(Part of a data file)

## START

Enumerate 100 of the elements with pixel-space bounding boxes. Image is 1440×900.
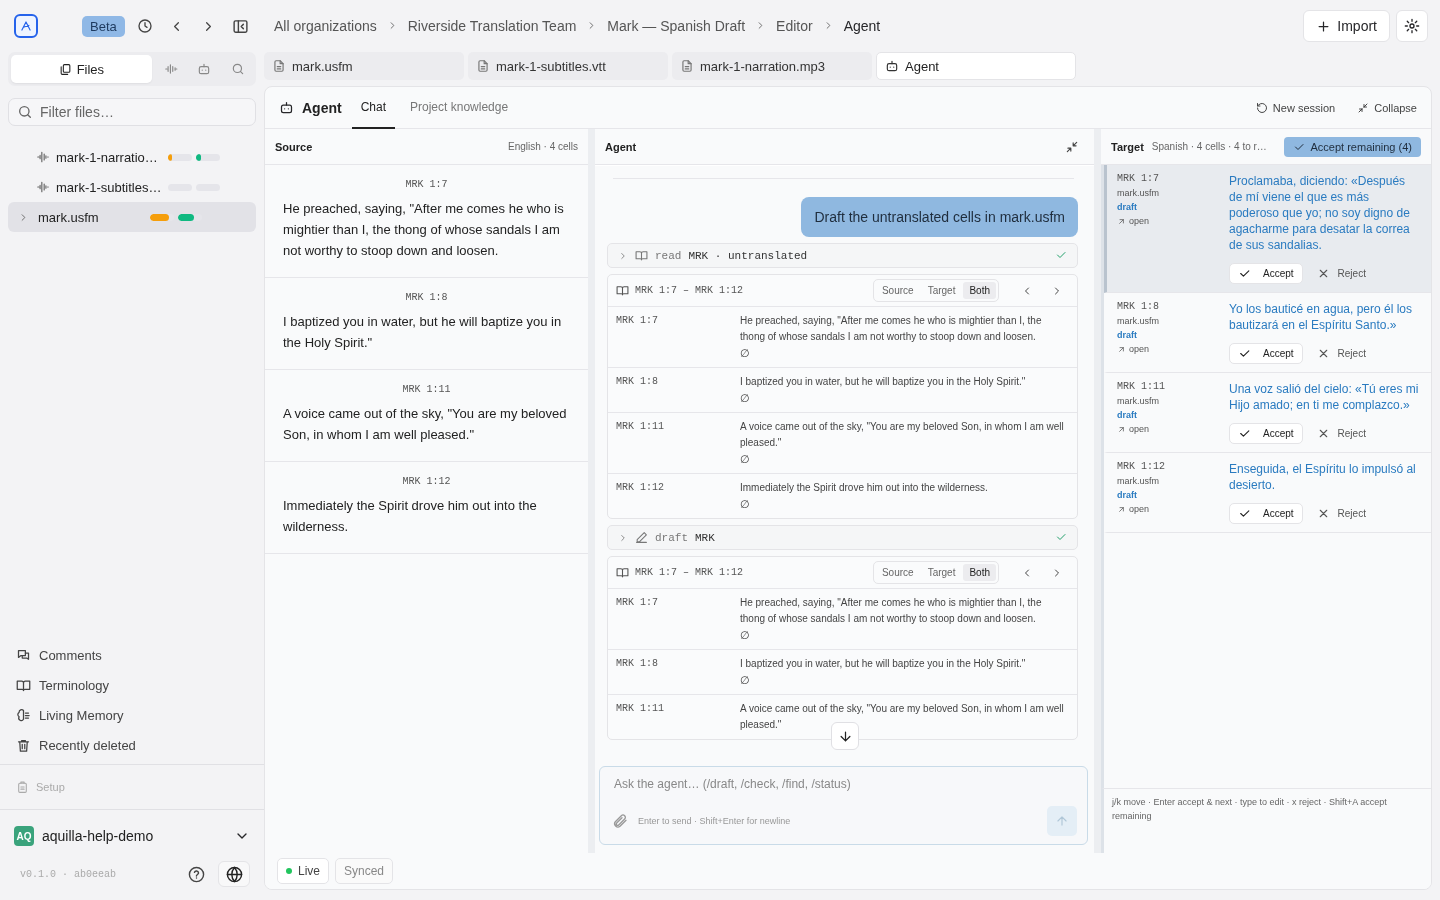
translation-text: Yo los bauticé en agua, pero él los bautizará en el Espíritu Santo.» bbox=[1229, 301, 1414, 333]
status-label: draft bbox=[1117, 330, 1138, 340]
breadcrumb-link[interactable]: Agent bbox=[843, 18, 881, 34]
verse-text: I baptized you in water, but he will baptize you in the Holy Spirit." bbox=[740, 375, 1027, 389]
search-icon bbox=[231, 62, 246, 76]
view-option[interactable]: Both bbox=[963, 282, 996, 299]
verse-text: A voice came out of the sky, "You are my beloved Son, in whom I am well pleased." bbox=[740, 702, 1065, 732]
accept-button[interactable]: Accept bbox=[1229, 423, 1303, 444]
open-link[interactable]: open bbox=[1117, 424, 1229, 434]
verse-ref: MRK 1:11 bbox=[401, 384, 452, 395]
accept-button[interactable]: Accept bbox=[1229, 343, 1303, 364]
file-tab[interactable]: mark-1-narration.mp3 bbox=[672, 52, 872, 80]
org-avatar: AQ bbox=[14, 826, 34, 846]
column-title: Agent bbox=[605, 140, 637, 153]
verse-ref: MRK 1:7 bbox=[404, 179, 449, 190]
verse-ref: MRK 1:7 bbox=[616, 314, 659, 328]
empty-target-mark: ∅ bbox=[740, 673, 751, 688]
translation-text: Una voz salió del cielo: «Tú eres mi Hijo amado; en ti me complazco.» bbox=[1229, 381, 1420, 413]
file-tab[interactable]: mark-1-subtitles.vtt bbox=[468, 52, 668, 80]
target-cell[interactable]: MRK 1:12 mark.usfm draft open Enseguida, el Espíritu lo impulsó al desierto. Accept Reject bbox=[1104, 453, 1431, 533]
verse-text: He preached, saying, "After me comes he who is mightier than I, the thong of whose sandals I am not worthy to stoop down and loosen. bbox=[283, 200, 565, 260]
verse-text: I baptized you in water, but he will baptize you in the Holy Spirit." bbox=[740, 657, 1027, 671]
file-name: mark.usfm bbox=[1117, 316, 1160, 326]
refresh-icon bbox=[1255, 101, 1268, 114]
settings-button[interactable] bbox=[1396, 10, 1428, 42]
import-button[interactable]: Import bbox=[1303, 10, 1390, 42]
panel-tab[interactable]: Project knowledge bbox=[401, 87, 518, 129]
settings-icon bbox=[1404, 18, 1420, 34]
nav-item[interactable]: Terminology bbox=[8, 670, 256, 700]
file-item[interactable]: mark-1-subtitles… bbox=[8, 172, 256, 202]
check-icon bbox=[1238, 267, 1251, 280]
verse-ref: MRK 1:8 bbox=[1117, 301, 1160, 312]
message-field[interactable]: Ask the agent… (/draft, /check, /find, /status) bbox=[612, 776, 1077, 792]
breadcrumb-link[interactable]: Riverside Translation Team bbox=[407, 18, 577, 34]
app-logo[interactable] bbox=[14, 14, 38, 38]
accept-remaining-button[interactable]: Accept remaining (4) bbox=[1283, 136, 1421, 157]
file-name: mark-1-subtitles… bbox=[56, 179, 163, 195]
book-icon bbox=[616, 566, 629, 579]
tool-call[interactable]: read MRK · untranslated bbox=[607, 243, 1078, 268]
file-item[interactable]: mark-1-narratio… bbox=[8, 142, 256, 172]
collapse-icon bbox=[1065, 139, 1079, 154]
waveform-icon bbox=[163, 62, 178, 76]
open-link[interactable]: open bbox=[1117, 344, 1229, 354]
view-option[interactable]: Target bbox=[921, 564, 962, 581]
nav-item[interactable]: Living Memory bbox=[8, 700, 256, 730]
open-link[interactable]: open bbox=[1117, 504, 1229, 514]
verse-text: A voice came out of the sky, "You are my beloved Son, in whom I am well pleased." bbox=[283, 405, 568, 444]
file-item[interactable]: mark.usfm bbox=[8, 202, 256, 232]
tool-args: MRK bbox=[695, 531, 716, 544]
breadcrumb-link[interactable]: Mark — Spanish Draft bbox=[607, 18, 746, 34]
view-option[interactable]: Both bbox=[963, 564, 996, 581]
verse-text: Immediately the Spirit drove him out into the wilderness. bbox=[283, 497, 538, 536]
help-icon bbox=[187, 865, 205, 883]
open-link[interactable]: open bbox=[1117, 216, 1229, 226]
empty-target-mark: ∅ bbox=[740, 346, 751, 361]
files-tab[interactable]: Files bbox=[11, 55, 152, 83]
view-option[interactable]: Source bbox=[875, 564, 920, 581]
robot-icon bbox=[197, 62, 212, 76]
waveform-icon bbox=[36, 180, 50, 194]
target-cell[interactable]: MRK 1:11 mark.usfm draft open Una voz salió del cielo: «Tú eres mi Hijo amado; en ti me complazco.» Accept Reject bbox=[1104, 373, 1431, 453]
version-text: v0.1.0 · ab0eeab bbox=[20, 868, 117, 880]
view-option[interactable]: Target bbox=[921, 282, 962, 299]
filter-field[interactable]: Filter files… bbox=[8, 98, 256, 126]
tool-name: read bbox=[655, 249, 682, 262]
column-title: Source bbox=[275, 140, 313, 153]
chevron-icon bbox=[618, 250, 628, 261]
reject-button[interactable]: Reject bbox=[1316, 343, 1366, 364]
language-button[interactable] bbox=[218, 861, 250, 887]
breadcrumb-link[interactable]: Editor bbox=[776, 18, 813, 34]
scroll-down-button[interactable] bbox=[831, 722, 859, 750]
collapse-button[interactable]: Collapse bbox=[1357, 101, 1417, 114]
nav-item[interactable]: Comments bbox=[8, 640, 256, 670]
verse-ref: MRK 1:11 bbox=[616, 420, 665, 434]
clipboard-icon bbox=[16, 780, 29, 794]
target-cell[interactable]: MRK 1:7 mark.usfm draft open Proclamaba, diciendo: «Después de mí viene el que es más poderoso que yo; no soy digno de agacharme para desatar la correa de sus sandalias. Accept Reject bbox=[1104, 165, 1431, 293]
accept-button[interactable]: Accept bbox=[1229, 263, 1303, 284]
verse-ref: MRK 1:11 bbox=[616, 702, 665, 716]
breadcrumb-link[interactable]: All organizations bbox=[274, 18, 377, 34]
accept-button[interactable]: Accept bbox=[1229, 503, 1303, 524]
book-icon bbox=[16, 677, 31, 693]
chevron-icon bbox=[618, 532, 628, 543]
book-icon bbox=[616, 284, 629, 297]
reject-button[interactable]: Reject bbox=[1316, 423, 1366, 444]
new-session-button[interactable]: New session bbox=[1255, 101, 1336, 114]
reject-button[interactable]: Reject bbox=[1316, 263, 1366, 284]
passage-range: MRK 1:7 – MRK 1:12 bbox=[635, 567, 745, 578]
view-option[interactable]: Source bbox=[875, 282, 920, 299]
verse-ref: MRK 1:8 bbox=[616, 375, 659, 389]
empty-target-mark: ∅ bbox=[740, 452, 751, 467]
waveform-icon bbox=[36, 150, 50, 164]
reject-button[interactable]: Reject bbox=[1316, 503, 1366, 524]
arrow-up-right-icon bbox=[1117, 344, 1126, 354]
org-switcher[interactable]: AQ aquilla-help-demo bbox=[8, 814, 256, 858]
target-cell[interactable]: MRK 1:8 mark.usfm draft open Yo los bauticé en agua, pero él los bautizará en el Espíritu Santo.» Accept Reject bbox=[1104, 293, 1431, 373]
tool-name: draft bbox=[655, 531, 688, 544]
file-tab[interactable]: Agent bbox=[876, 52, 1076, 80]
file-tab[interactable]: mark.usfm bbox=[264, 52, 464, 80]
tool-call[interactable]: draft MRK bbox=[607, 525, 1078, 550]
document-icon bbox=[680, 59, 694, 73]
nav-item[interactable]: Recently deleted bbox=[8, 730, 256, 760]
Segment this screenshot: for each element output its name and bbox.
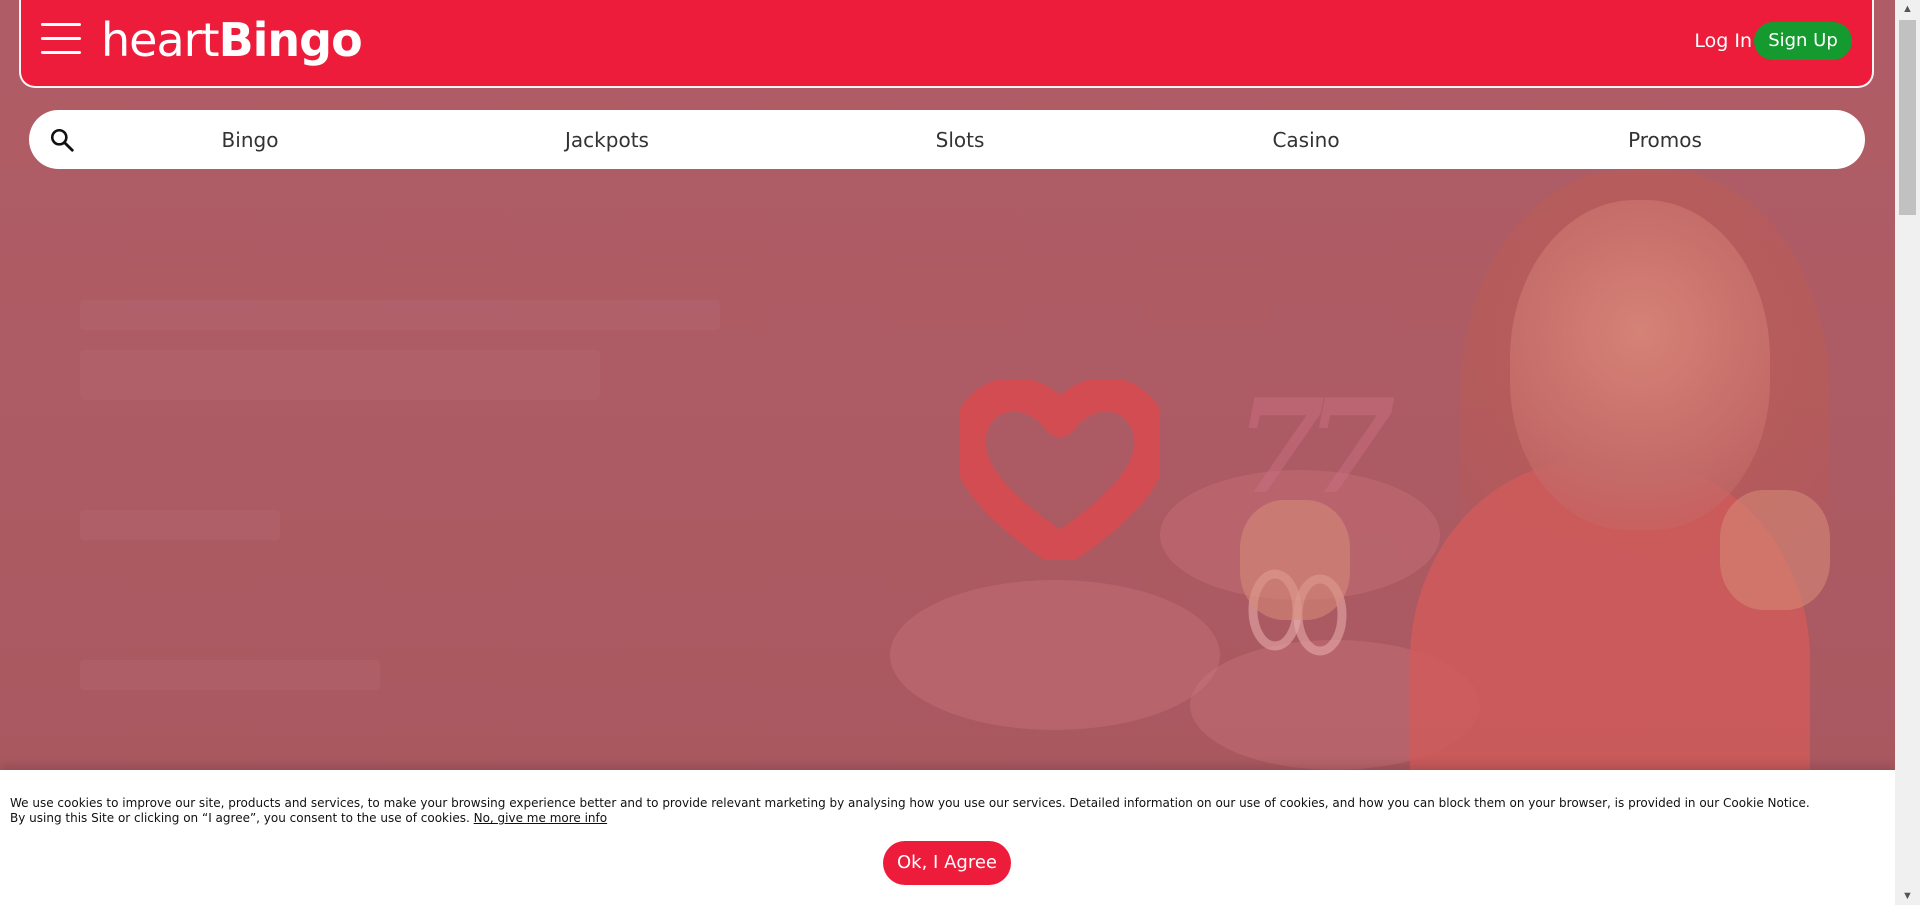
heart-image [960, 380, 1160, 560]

## END

## [JOB]
Reproduce all of the lines above verbatim, omitting the pictures.

## [EXERCISE SOLUTION]
Enumerate 100 of the elements with pixel-space bounding boxes. Image is 1440×900.
translation-text: Yo los bauticé en agua, pero él los bautizará en el Espíritu Santo.» bbox=[1229, 301, 1414, 333]
status-label: draft bbox=[1117, 330, 1138, 340]
breadcrumb-link[interactable]: Agent bbox=[843, 18, 881, 34]
verse-text: I baptized you in water, but he will baptize you in the Holy Spirit." bbox=[740, 375, 1027, 389]
search-icon bbox=[231, 62, 246, 76]
view-option[interactable]: Both bbox=[963, 282, 996, 299]
verse-text: A voice came out of the sky, "You are my beloved Son, in whom I am well pleased." bbox=[740, 702, 1065, 732]
accept-button[interactable]: Accept bbox=[1229, 423, 1303, 444]
open-link[interactable]: open bbox=[1117, 424, 1229, 434]
verse-ref: MRK 1:11 bbox=[401, 384, 452, 395]
accept-button[interactable]: Accept bbox=[1229, 343, 1303, 364]
file-tab[interactable]: mark-1-narration.mp3 bbox=[672, 52, 872, 80]
org-avatar: AQ bbox=[14, 826, 34, 846]
column-title: Agent bbox=[605, 140, 637, 153]
verse-ref: MRK 1:7 bbox=[404, 179, 449, 190]
verse-ref: MRK 1:7 bbox=[616, 314, 659, 328]
empty-target-mark: ∅ bbox=[740, 673, 751, 688]
translation-text: Una voz salió del cielo: «Tú eres mi Hijo amado; en ti me complazco.» bbox=[1229, 381, 1420, 413]
file-tab[interactable]: mark-1-subtitles.vtt bbox=[468, 52, 668, 80]
target-cell[interactable]: MRK 1:12 mark.usfm draft open Enseguida, el Espíritu lo impulsó al desierto. Accept Reject bbox=[1104, 453, 1431, 533]
verse-text: He preached, saying, "After me comes he who is mightier than I, the thong of whose sandals I am not worthy to stoop down and loosen. bbox=[283, 200, 565, 260]
verse-text: I baptized you in water, but he will baptize you in the Holy Spirit." bbox=[740, 657, 1027, 671]
file-name: mark.usfm bbox=[1117, 316, 1160, 326]
refresh-icon bbox=[1255, 101, 1268, 114]
settings-button[interactable] bbox=[1396, 10, 1428, 42]
import-button[interactable]: Import bbox=[1303, 10, 1390, 42]
panel-tab[interactable]: Project knowledge bbox=[401, 87, 518, 129]
settings-icon bbox=[1404, 18, 1420, 34]
nav-item[interactable]: Terminology bbox=[8, 670, 256, 700]
file-item[interactable]: mark-1-subtitles… bbox=[8, 172, 256, 202]
check-icon bbox=[1238, 267, 1251, 280]
verse-ref: MRK 1:8 bbox=[1117, 301, 1160, 312]
message-field[interactable]: Ask the agent… (/draft, /check, /find, /status) bbox=[612, 776, 1077, 792]
breadcrumb-link[interactable]: Riverside Translation Team bbox=[407, 18, 577, 34]
app-logo[interactable] bbox=[14, 14, 38, 38]
accept-remaining-button[interactable]: Accept remaining (4) bbox=[1283, 136, 1421, 157]
file-name: mark-1-subtitles… bbox=[56, 179, 163, 195]
book-icon bbox=[616, 566, 629, 579]
tool-call[interactable]: read MRK · untranslated bbox=[607, 243, 1078, 268]
file-item[interactable]: mark-1-narratio… bbox=[8, 142, 256, 172]
collapse-icon bbox=[1065, 139, 1079, 154]
waveform-icon bbox=[163, 62, 178, 76]
open-link[interactable]: open bbox=[1117, 344, 1229, 354]
view-option[interactable]: Target bbox=[921, 564, 962, 581]
nav-item[interactable]: Living Memory bbox=[8, 700, 256, 730]
open-link[interactable]: open bbox=[1117, 504, 1229, 514]
verse-text: A voice came out of the sky, "You are my beloved Son, in whom I am well pleased." bbox=[283, 405, 568, 444]
file-item[interactable]: mark.usfm bbox=[8, 202, 256, 232]
tool-args: MRK bbox=[695, 531, 716, 544]
breadcrumb-link[interactable]: Mark — Spanish Draft bbox=[607, 18, 746, 34]
view-option[interactable]: Both bbox=[963, 564, 996, 581]
verse-text: Immediately the Spirit drove him out into the wilderness. bbox=[283, 497, 538, 536]
help-icon bbox=[187, 865, 205, 883]
open-link[interactable]: open bbox=[1117, 216, 1229, 226]
empty-target-mark: ∅ bbox=[740, 346, 751, 361]
files-tab[interactable]: Files bbox=[11, 55, 152, 83]
view-option[interactable]: Source bbox=[875, 564, 920, 581]
robot-icon bbox=[197, 62, 212, 76]
waveform-icon bbox=[36, 180, 50, 194]
target-cell[interactable]: MRK 1:11 mark.usfm draft open Una voz salió del cielo: «Tú eres mi Hijo amado; en ti me complazco.» Accept Reject bbox=[1104, 373, 1431, 453]
version-text: v0.1.0 · ab0eeab bbox=[20, 868, 117, 880]
view-option[interactable]: Target bbox=[921, 282, 962, 299]
filter-field[interactable]: Filter files… bbox=[8, 98, 256, 126]
tool-name: read bbox=[655, 249, 682, 262]
column-title: Source bbox=[275, 140, 313, 153]
chevron-icon bbox=[618, 250, 628, 261]
reject-button[interactable]: Reject bbox=[1316, 343, 1366, 364]
language-button[interactable] bbox=[218, 861, 250, 887]
breadcrumb-link[interactable]: Editor bbox=[776, 18, 813, 34]
scroll-down-button[interactable] bbox=[831, 722, 859, 750]
collapse-button[interactable]: Collapse bbox=[1357, 101, 1417, 114]
nav-item[interactable]: Comments bbox=[8, 640, 256, 670]
verse-ref: MRK 1:11 bbox=[616, 420, 665, 434]
clipboard-icon bbox=[16, 780, 29, 794]
target-cell[interactable]: MRK 1:7 mark.usfm draft open Proclamaba, diciendo: «Después de mí viene el que es más poderoso que yo; no soy digno de agacharme para desatar la correa de sus sandalias. Accept Reject bbox=[1104, 165, 1431, 293]
accept-button[interactable]: Accept bbox=[1229, 263, 1303, 284]
verse-ref: MRK 1:11 bbox=[616, 702, 665, 716]
breadcrumb-link[interactable]: All organizations bbox=[274, 18, 377, 34]
accept-button[interactable]: Accept bbox=[1229, 503, 1303, 524]
book-icon bbox=[16, 677, 31, 693]
chevron-icon bbox=[618, 532, 628, 543]
book-icon bbox=[616, 284, 629, 297]
reject-button[interactable]: Reject bbox=[1316, 423, 1366, 444]
new-session-button[interactable]: New session bbox=[1255, 101, 1336, 114]
reject-button[interactable]: Reject bbox=[1316, 263, 1366, 284]
passage-range: MRK 1:7 – MRK 1:12 bbox=[635, 567, 745, 578]
view-option[interactable]: Source bbox=[875, 282, 920, 299]
verse-ref: MRK 1:8 bbox=[616, 375, 659, 389]
empty-target-mark: ∅ bbox=[740, 452, 751, 467]
waveform-icon bbox=[36, 150, 50, 164]
reject-button[interactable]: Reject bbox=[1316, 503, 1366, 524]
arrow-up-right-icon bbox=[1117, 344, 1126, 354]
org-switcher[interactable]: AQ aquilla-help-demo bbox=[8, 814, 256, 858]
target-cell[interactable]: MRK 1:8 mark.usfm draft open Yo los bauticé en agua, pero él los bautizará en el Espíritu Santo.» Accept Reject bbox=[1104, 293, 1431, 373]
tool-name: draft bbox=[655, 531, 688, 544]
file-tab[interactable]: Agent bbox=[876, 52, 1076, 80]
file-tab[interactable]: mark.usfm bbox=[264, 52, 464, 80]
tool-call[interactable]: draft MRK bbox=[607, 525, 1078, 550]
document-icon bbox=[680, 59, 694, 73]
nav-item[interactable]: Recently deleted bbox=[8, 730, 256, 760]
Segment this screenshot: for each element output its name and bbox.
heart-image [960, 380, 1160, 560]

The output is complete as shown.